(A block of data)

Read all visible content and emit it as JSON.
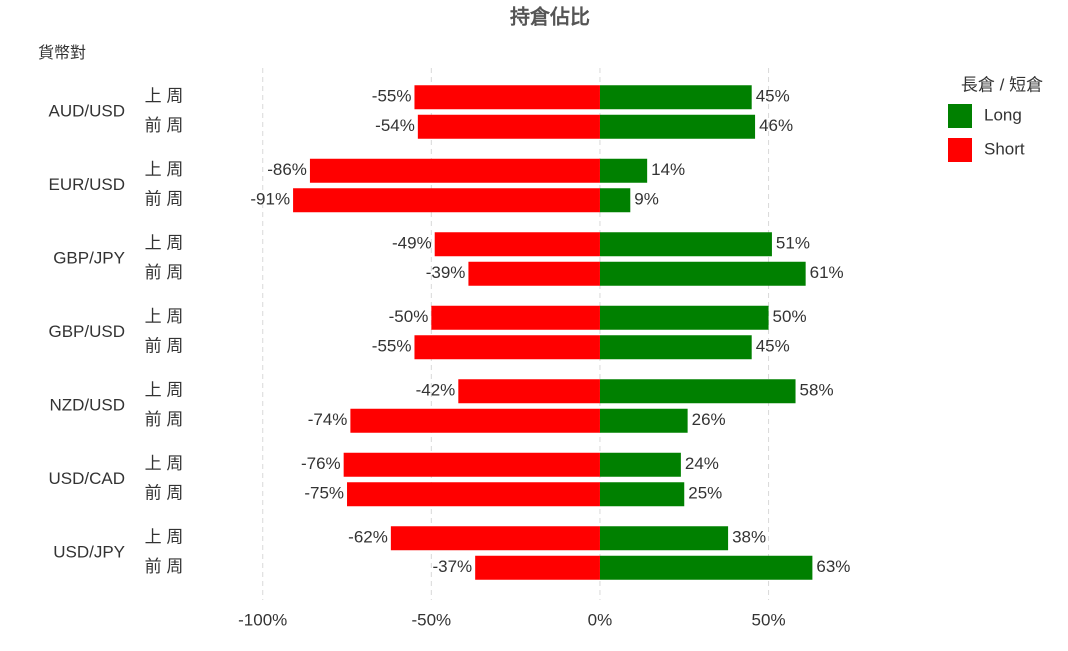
{
  "chart_data": {
    "type": "diverging-bar",
    "title": "持倉佔比",
    "y_label": "貨幣對",
    "legend_title": "長倉 / 短倉",
    "categories": [
      "AUD/USD",
      "EUR/USD",
      "GBP/JPY",
      "GBP/USD",
      "NZD/USD",
      "USD/CAD",
      "USD/JPY"
    ],
    "subcategories": [
      "上 周",
      "前 周"
    ],
    "series": [
      {
        "name": "Long",
        "color": "#008000",
        "values": [
          [
            45,
            46
          ],
          [
            14,
            9
          ],
          [
            51,
            61
          ],
          [
            50,
            45
          ],
          [
            58,
            26
          ],
          [
            24,
            25
          ],
          [
            38,
            63
          ]
        ],
        "value_labels": [
          [
            "45%",
            "46%"
          ],
          [
            "14%",
            "9%"
          ],
          [
            "51%",
            "61%"
          ],
          [
            "50%",
            "45%"
          ],
          [
            "58%",
            "26%"
          ],
          [
            "24%",
            "25%"
          ],
          [
            "38%",
            "63%"
          ]
        ]
      },
      {
        "name": "Short",
        "color": "#ff0000",
        "values": [
          [
            -55,
            -54
          ],
          [
            -86,
            -91
          ],
          [
            -49,
            -39
          ],
          [
            -50,
            -55
          ],
          [
            -42,
            -74
          ],
          [
            -76,
            -75
          ],
          [
            -62,
            -37
          ]
        ],
        "value_labels": [
          [
            "-55%",
            "-54%"
          ],
          [
            "-86%",
            "-91%"
          ],
          [
            "-49%",
            "-39%"
          ],
          [
            "-50%",
            "-55%"
          ],
          [
            "-42%",
            "-74%"
          ],
          [
            "-76%",
            "-75%"
          ],
          [
            "-62%",
            "-37%"
          ]
        ]
      }
    ],
    "xlim": [
      -110,
      70
    ],
    "xticks": [
      {
        "value": -100,
        "label": "-100%"
      },
      {
        "value": -50,
        "label": "-50%"
      },
      {
        "value": 0,
        "label": "0%"
      },
      {
        "value": 50,
        "label": "50%"
      }
    ],
    "grid": true,
    "legend": "right"
  }
}
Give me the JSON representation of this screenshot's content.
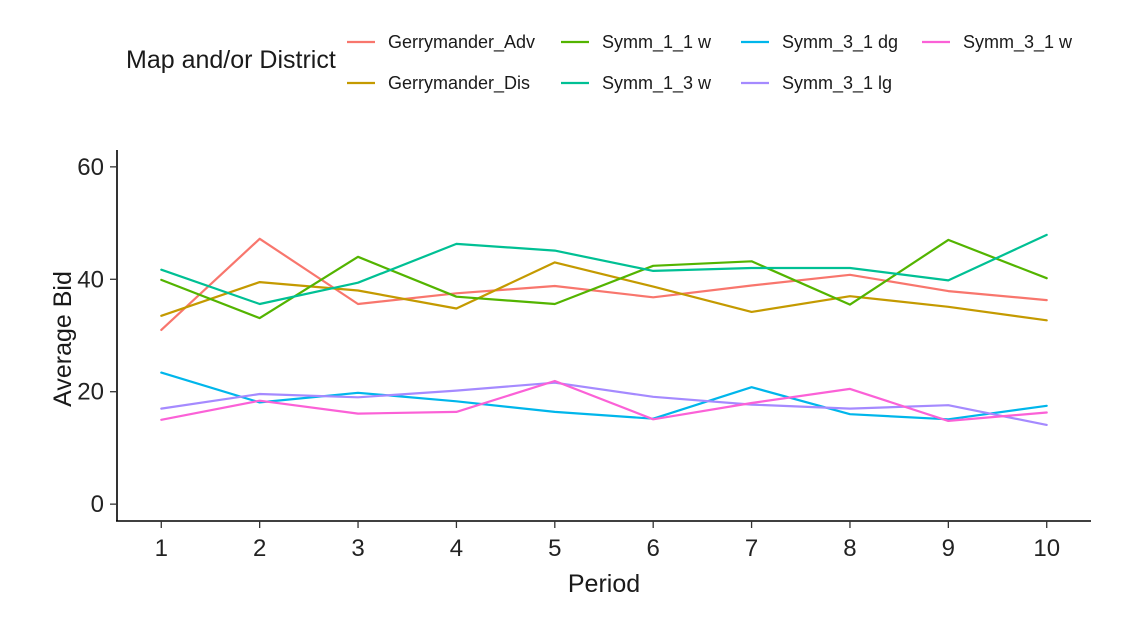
{
  "chart_data": {
    "type": "line",
    "xlabel": "Period",
    "ylabel": "Average Bid",
    "legend_title": "Map and/or District",
    "legend_position": "top",
    "grid": false,
    "x": [
      1,
      2,
      3,
      4,
      5,
      6,
      7,
      8,
      9,
      10
    ],
    "x_ticks": [
      "1",
      "2",
      "3",
      "4",
      "5",
      "6",
      "7",
      "8",
      "9",
      "10"
    ],
    "y_ticks": [
      "0",
      "20",
      "40",
      "60"
    ],
    "y_tick_values": [
      0,
      20,
      40,
      60
    ],
    "xlim": [
      0.55,
      10.45
    ],
    "ylim": [
      -3,
      63
    ],
    "series": [
      {
        "name": "Gerrymander_Adv",
        "color": "#f8766d",
        "values": [
          31,
          47.2,
          35.6,
          37.5,
          38.8,
          36.8,
          38.9,
          40.8,
          37.9,
          36.3
        ]
      },
      {
        "name": "Gerrymander_Dis",
        "color": "#c49a00",
        "values": [
          33.5,
          39.5,
          38,
          34.8,
          43,
          38.7,
          34.2,
          37,
          35.1,
          32.7
        ]
      },
      {
        "name": "Symm_1_1 w",
        "color": "#53b400",
        "values": [
          39.9,
          33.1,
          44,
          36.9,
          35.6,
          42.4,
          43.2,
          35.5,
          47,
          40.2
        ]
      },
      {
        "name": "Symm_1_3 w",
        "color": "#00c094",
        "values": [
          41.7,
          35.6,
          39.4,
          46.3,
          45.1,
          41.5,
          42,
          42,
          39.8,
          47.9
        ]
      },
      {
        "name": "Symm_3_1 dg",
        "color": "#00b6eb",
        "values": [
          23.4,
          18.1,
          19.8,
          18.3,
          16.4,
          15.2,
          20.8,
          16,
          15.1,
          17.5
        ]
      },
      {
        "name": "Symm_3_1 lg",
        "color": "#a58aff",
        "values": [
          17,
          19.6,
          19,
          20.2,
          21.6,
          19.1,
          17.7,
          17,
          17.6,
          14.1
        ]
      },
      {
        "name": "Symm_3_1 w",
        "color": "#fb61d7",
        "values": [
          15,
          18.4,
          16.1,
          16.4,
          21.9,
          15.1,
          18,
          20.5,
          14.8,
          16.3
        ]
      }
    ]
  }
}
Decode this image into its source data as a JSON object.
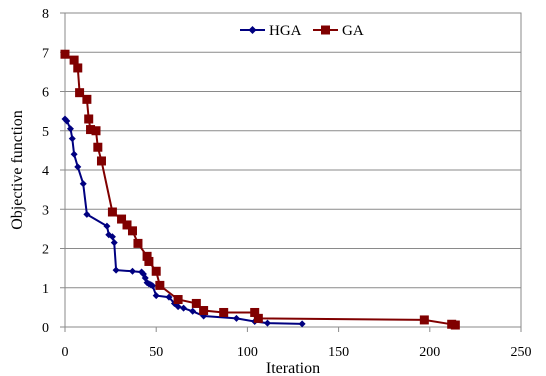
{
  "chart_data": {
    "type": "line",
    "title": "",
    "xlabel": "Iteration",
    "ylabel": "Objective function",
    "xlim": [
      0,
      250
    ],
    "ylim": [
      0,
      8
    ],
    "x_ticks": [
      0,
      50,
      100,
      150,
      200,
      250
    ],
    "y_ticks": [
      0,
      1,
      2,
      3,
      4,
      5,
      6,
      7,
      8
    ],
    "grid": "horizontal",
    "legend_position": "top-right",
    "series": [
      {
        "name": "HGA",
        "color": "#000080",
        "marker": "diamond",
        "x": [
          0,
          1,
          3,
          4,
          5,
          7,
          10,
          12,
          23,
          24,
          26,
          27,
          28,
          37,
          42,
          43,
          44,
          45,
          46,
          47,
          48,
          50,
          57,
          60,
          62,
          65,
          70,
          76,
          94,
          104,
          111,
          130
        ],
        "y": [
          5.3,
          5.25,
          5.05,
          4.8,
          4.4,
          4.08,
          3.65,
          2.87,
          2.57,
          2.35,
          2.3,
          2.15,
          1.45,
          1.42,
          1.4,
          1.35,
          1.25,
          1.13,
          1.1,
          1.08,
          1.05,
          0.8,
          0.76,
          0.6,
          0.52,
          0.48,
          0.4,
          0.28,
          0.22,
          0.14,
          0.1,
          0.08
        ]
      },
      {
        "name": "GA",
        "color": "#800000",
        "marker": "square",
        "x": [
          0,
          5,
          7,
          8,
          12,
          13,
          14,
          17,
          18,
          20,
          26,
          31,
          34,
          37,
          40,
          45,
          46,
          50,
          52,
          62,
          72,
          76,
          87,
          104,
          106,
          197,
          212,
          214
        ],
        "y": [
          6.95,
          6.8,
          6.6,
          5.97,
          5.8,
          5.3,
          5.03,
          5.0,
          4.58,
          4.23,
          2.93,
          2.75,
          2.6,
          2.45,
          2.13,
          1.8,
          1.67,
          1.42,
          1.06,
          0.7,
          0.6,
          0.42,
          0.37,
          0.37,
          0.22,
          0.18,
          0.07,
          0.05
        ]
      }
    ]
  }
}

• [What to produce]: Leave out the pictures and copy every record above exactly.

• [Final result]:
Read all visible content and emit it as JSON.
{
  "chart_data": {
    "type": "diverging-bar",
    "title": "持倉佔比",
    "y_label": "貨幣對",
    "legend_title": "長倉 / 短倉",
    "categories": [
      "AUD/USD",
      "EUR/USD",
      "GBP/JPY",
      "GBP/USD",
      "NZD/USD",
      "USD/CAD",
      "USD/JPY"
    ],
    "subcategories": [
      "上 周",
      "前 周"
    ],
    "series": [
      {
        "name": "Long",
        "color": "#008000",
        "values": [
          [
            45,
            46
          ],
          [
            14,
            9
          ],
          [
            51,
            61
          ],
          [
            50,
            45
          ],
          [
            58,
            26
          ],
          [
            24,
            25
          ],
          [
            38,
            63
          ]
        ],
        "value_labels": [
          [
            "45%",
            "46%"
          ],
          [
            "14%",
            "9%"
          ],
          [
            "51%",
            "61%"
          ],
          [
            "50%",
            "45%"
          ],
          [
            "58%",
            "26%"
          ],
          [
            "24%",
            "25%"
          ],
          [
            "38%",
            "63%"
          ]
        ]
      },
      {
        "name": "Short",
        "color": "#ff0000",
        "values": [
          [
            -55,
            -54
          ],
          [
            -86,
            -91
          ],
          [
            -49,
            -39
          ],
          [
            -50,
            -55
          ],
          [
            -42,
            -74
          ],
          [
            -76,
            -75
          ],
          [
            -62,
            -37
          ]
        ],
        "value_labels": [
          [
            "-55%",
            "-54%"
          ],
          [
            "-86%",
            "-91%"
          ],
          [
            "-49%",
            "-39%"
          ],
          [
            "-50%",
            "-55%"
          ],
          [
            "-42%",
            "-74%"
          ],
          [
            "-76%",
            "-75%"
          ],
          [
            "-62%",
            "-37%"
          ]
        ]
      }
    ],
    "xlim": [
      -110,
      70
    ],
    "xticks": [
      {
        "value": -100,
        "label": "-100%"
      },
      {
        "value": -50,
        "label": "-50%"
      },
      {
        "value": 0,
        "label": "0%"
      },
      {
        "value": 50,
        "label": "50%"
      }
    ],
    "grid": true,
    "legend": "right"
  }
}
Give me the JSON representation of this screenshot's content.
{
  "chart_data": {
    "type": "line",
    "xlabel": "Period",
    "ylabel": "Average Bid",
    "legend_title": "Map and/or District",
    "legend_position": "top",
    "grid": false,
    "x": [
      1,
      2,
      3,
      4,
      5,
      6,
      7,
      8,
      9,
      10
    ],
    "x_ticks": [
      "1",
      "2",
      "3",
      "4",
      "5",
      "6",
      "7",
      "8",
      "9",
      "10"
    ],
    "y_ticks": [
      "0",
      "20",
      "40",
      "60"
    ],
    "y_tick_values": [
      0,
      20,
      40,
      60
    ],
    "xlim": [
      0.55,
      10.45
    ],
    "ylim": [
      -3,
      63
    ],
    "series": [
      {
        "name": "Gerrymander_Adv",
        "color": "#f8766d",
        "values": [
          31,
          47.2,
          35.6,
          37.5,
          38.8,
          36.8,
          38.9,
          40.8,
          37.9,
          36.3
        ]
      },
      {
        "name": "Gerrymander_Dis",
        "color": "#c49a00",
        "values": [
          33.5,
          39.5,
          38,
          34.8,
          43,
          38.7,
          34.2,
          37,
          35.1,
          32.7
        ]
      },
      {
        "name": "Symm_1_1 w",
        "color": "#53b400",
        "values": [
          39.9,
          33.1,
          44,
          36.9,
          35.6,
          42.4,
          43.2,
          35.5,
          47,
          40.2
        ]
      },
      {
        "name": "Symm_1_3 w",
        "color": "#00c094",
        "values": [
          41.7,
          35.6,
          39.4,
          46.3,
          45.1,
          41.5,
          42,
          42,
          39.8,
          47.9
        ]
      },
      {
        "name": "Symm_3_1 dg",
        "color": "#00b6eb",
        "values": [
          23.4,
          18.1,
          19.8,
          18.3,
          16.4,
          15.2,
          20.8,
          16,
          15.1,
          17.5
        ]
      },
      {
        "name": "Symm_3_1 lg",
        "color": "#a58aff",
        "values": [
          17,
          19.6,
          19,
          20.2,
          21.6,
          19.1,
          17.7,
          17,
          17.6,
          14.1
        ]
      },
      {
        "name": "Symm_3_1 w",
        "color": "#fb61d7",
        "values": [
          15,
          18.4,
          16.1,
          16.4,
          21.9,
          15.1,
          18,
          20.5,
          14.8,
          16.3
        ]
      }
    ]
  }
}
Decode this image into its source data as a JSON object.
{
  "chart_data": {
    "type": "line",
    "title": "",
    "xlabel": "Iteration",
    "ylabel": "Objective function",
    "xlim": [
      0,
      250
    ],
    "ylim": [
      0,
      8
    ],
    "x_ticks": [
      0,
      50,
      100,
      150,
      200,
      250
    ],
    "y_ticks": [
      0,
      1,
      2,
      3,
      4,
      5,
      6,
      7,
      8
    ],
    "grid": "horizontal",
    "legend_position": "top-right",
    "series": [
      {
        "name": "HGA",
        "color": "#000080",
        "marker": "diamond",
        "x": [
          0,
          1,
          3,
          4,
          5,
          7,
          10,
          12,
          23,
          24,
          26,
          27,
          28,
          37,
          42,
          43,
          44,
          45,
          46,
          47,
          48,
          50,
          57,
          60,
          62,
          65,
          70,
          76,
          94,
          104,
          111,
          130
        ],
        "y": [
          5.3,
          5.25,
          5.05,
          4.8,
          4.4,
          4.08,
          3.65,
          2.87,
          2.57,
          2.35,
          2.3,
          2.15,
          1.45,
          1.42,
          1.4,
          1.35,
          1.25,
          1.13,
          1.1,
          1.08,
          1.05,
          0.8,
          0.76,
          0.6,
          0.52,
          0.48,
          0.4,
          0.28,
          0.22,
          0.14,
          0.1,
          0.08
        ]
      },
      {
        "name": "GA",
        "color": "#800000",
        "marker": "square",
        "x": [
          0,
          5,
          7,
          8,
          12,
          13,
          14,
          17,
          18,
          20,
          26,
          31,
          34,
          37,
          40,
          45,
          46,
          50,
          52,
          62,
          72,
          76,
          87,
          104,
          106,
          197,
          212,
          214
        ],
        "y": [
          6.95,
          6.8,
          6.6,
          5.97,
          5.8,
          5.3,
          5.03,
          5.0,
          4.58,
          4.23,
          2.93,
          2.75,
          2.6,
          2.45,
          2.13,
          1.8,
          1.67,
          1.42,
          1.06,
          0.7,
          0.6,
          0.42,
          0.37,
          0.37,
          0.22,
          0.18,
          0.07,
          0.05
        ]
      }
    ]
  }
}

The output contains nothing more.